[Begin]
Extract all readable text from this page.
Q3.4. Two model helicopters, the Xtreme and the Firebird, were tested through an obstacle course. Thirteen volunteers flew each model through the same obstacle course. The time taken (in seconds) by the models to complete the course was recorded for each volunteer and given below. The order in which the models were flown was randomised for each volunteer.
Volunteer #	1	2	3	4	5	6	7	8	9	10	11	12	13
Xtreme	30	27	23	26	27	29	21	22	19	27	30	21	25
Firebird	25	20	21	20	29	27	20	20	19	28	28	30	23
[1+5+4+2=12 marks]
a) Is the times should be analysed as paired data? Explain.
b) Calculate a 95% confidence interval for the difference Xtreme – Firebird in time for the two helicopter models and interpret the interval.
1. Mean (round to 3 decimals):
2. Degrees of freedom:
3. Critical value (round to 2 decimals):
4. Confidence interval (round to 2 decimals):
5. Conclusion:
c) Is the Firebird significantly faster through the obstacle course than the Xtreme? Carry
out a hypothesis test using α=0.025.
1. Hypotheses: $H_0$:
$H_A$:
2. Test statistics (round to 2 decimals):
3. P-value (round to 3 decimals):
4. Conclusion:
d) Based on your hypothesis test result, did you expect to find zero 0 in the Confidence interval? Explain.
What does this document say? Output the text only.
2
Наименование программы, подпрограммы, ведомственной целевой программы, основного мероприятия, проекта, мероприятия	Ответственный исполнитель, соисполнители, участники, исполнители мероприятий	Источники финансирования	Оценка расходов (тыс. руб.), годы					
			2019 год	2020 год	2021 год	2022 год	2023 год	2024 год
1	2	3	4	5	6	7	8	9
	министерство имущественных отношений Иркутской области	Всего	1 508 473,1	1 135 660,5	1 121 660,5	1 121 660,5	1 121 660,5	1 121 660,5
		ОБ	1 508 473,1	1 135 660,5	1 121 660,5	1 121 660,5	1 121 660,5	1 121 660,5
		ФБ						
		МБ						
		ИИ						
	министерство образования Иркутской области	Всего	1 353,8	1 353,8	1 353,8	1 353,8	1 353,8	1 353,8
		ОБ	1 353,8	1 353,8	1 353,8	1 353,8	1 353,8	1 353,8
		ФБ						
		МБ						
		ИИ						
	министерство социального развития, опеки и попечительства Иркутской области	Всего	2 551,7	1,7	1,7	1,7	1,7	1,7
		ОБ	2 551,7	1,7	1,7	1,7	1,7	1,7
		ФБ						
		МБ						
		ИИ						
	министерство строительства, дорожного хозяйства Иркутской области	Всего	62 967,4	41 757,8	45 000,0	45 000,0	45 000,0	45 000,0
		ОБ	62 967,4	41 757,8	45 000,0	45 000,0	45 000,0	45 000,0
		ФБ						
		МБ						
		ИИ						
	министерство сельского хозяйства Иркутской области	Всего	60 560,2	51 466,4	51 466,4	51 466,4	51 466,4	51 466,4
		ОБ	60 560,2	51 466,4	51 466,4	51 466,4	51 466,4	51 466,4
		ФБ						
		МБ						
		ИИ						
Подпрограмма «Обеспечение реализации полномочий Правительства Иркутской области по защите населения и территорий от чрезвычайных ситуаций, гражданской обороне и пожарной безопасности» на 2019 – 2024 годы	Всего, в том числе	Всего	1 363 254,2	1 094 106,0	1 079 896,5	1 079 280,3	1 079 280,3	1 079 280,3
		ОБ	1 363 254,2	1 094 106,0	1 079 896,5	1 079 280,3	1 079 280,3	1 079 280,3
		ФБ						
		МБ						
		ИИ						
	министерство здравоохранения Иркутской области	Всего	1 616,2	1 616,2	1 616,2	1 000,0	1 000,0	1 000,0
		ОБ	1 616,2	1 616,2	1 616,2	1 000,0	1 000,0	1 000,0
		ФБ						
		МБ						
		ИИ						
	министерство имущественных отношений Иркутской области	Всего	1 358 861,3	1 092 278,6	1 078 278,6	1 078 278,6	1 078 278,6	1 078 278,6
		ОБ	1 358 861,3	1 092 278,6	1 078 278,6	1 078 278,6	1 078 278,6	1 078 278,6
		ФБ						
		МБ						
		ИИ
[End]
→ **WHAT TO DO**
Reproduce the entries above in full, verbatim.

→ **WORKED ANSWER**
Extract all readable text from this page.
Q3.4. Two model helicopters, the Xtreme and the Firebird, were tested through an obstacle course. Thirteen volunteers flew each model through the same obstacle course. The time taken (in seconds) by the models to complete the course was recorded for each volunteer and given below. The order in which the models were flown was randomised for each volunteer.
Volunteer #	1	2	3	4	5	6	7	8	9	10	11	12	13
Xtreme	30	27	23	26	27	29	21	22	19	27	30	21	25
Firebird	25	20	21	20	29	27	20	20	19	28	28	30	23
[1+5+4+2=12 marks]
a) Is the times should be analysed as paired data? Explain.
b) Calculate a 95% confidence interval for the difference Xtreme – Firebird in time for the two helicopter models and interpret the interval.
1. Mean (round to 3 decimals):
2. Degrees of freedom:
3. Critical value (round to 2 decimals):
4. Confidence interval (round to 2 decimals):
5. Conclusion:
c) Is the Firebird significantly faster through the obstacle course than the Xtreme? Carry
out a hypothesis test using α=0.025.
1. Hypotheses: $H_0$:
$H_A$:
2. Test statistics (round to 2 decimals):
3. P-value (round to 3 decimals):
4. Conclusion:
d) Based on your hypothesis test result, did you expect to find zero 0 in the Confidence interval? Explain.
What does this document say? Output the text only.
2
Наименование программы, подпрограммы, ведомственной целевой программы, основного мероприятия, проекта, мероприятия	Ответственный исполнитель, соисполнители, участники, исполнители мероприятий	Источники финансирования	Оценка расходов (тыс. руб.), годы					
			2019 год	2020 год	2021 год	2022 год	2023 год	2024 год
1	2	3	4	5	6	7	8	9
	министерство имущественных отношений Иркутской области	Всего	1 508 473,1	1 135 660,5	1 121 660,5	1 121 660,5	1 121 660,5	1 121 660,5
		ОБ	1 508 473,1	1 135 660,5	1 121 660,5	1 121 660,5	1 121 660,5	1 121 660,5
		ФБ						
		МБ						
		ИИ						
	министерство образования Иркутской области	Всего	1 353,8	1 353,8	1 353,8	1 353,8	1 353,8	1 353,8
		ОБ	1 353,8	1 353,8	1 353,8	1 353,8	1 353,8	1 353,8
		ФБ						
		МБ						
		ИИ						
	министерство социального развития, опеки и попечительства Иркутской области	Всего	2 551,7	1,7	1,7	1,7	1,7	1,7
		ОБ	2 551,7	1,7	1,7	1,7	1,7	1,7
		ФБ						
		МБ						
		ИИ						
	министерство строительства, дорожного хозяйства Иркутской области	Всего	62 967,4	41 757,8	45 000,0	45 000,0	45 000,0	45 000,0
		ОБ	62 967,4	41 757,8	45 000,0	45 000,0	45 000,0	45 000,0
		ФБ						
		МБ						
		ИИ						
	министерство сельского хозяйства Иркутской области	Всего	60 560,2	51 466,4	51 466,4	51 466,4	51 466,4	51 466,4
		ОБ	60 560,2	51 466,4	51 466,4	51 466,4	51 466,4	51 466,4
		ФБ						
		МБ						
		ИИ						
Подпрограмма «Обеспечение реализации полномочий Правительства Иркутской области по защите населения и территорий от чрезвычайных ситуаций, гражданской обороне и пожарной безопасности» на 2019 – 2024 годы	Всего, в том числе	Всего	1 363 254,2	1 094 106,0	1 079 896,5	1 079 280,3	1 079 280,3	1 079 280,3
		ОБ	1 363 254,2	1 094 106,0	1 079 896,5	1 079 280,3	1 079 280,3	1 079 280,3
		ФБ						
		МБ						
		ИИ						
	министерство здравоохранения Иркутской области	Всего	1 616,2	1 616,2	1 616,2	1 000,0	1 000,0	1 000,0
		ОБ	1 616,2	1 616,2	1 616,2	1 000,0	1 000,0	1 000,0
		ФБ						
		МБ						
		ИИ						
	министерство имущественных отношений Иркутской области	Всего	1 358 861,3	1 092 278,6	1 078 278,6	1 078 278,6	1 078 278,6	1 078 278,6
		ОБ	1 358 861,3	1 092 278,6	1 078 278,6	1 078 278,6	1 078 278,6	1 078 278,6
		ФБ						
		МБ						
		ИИ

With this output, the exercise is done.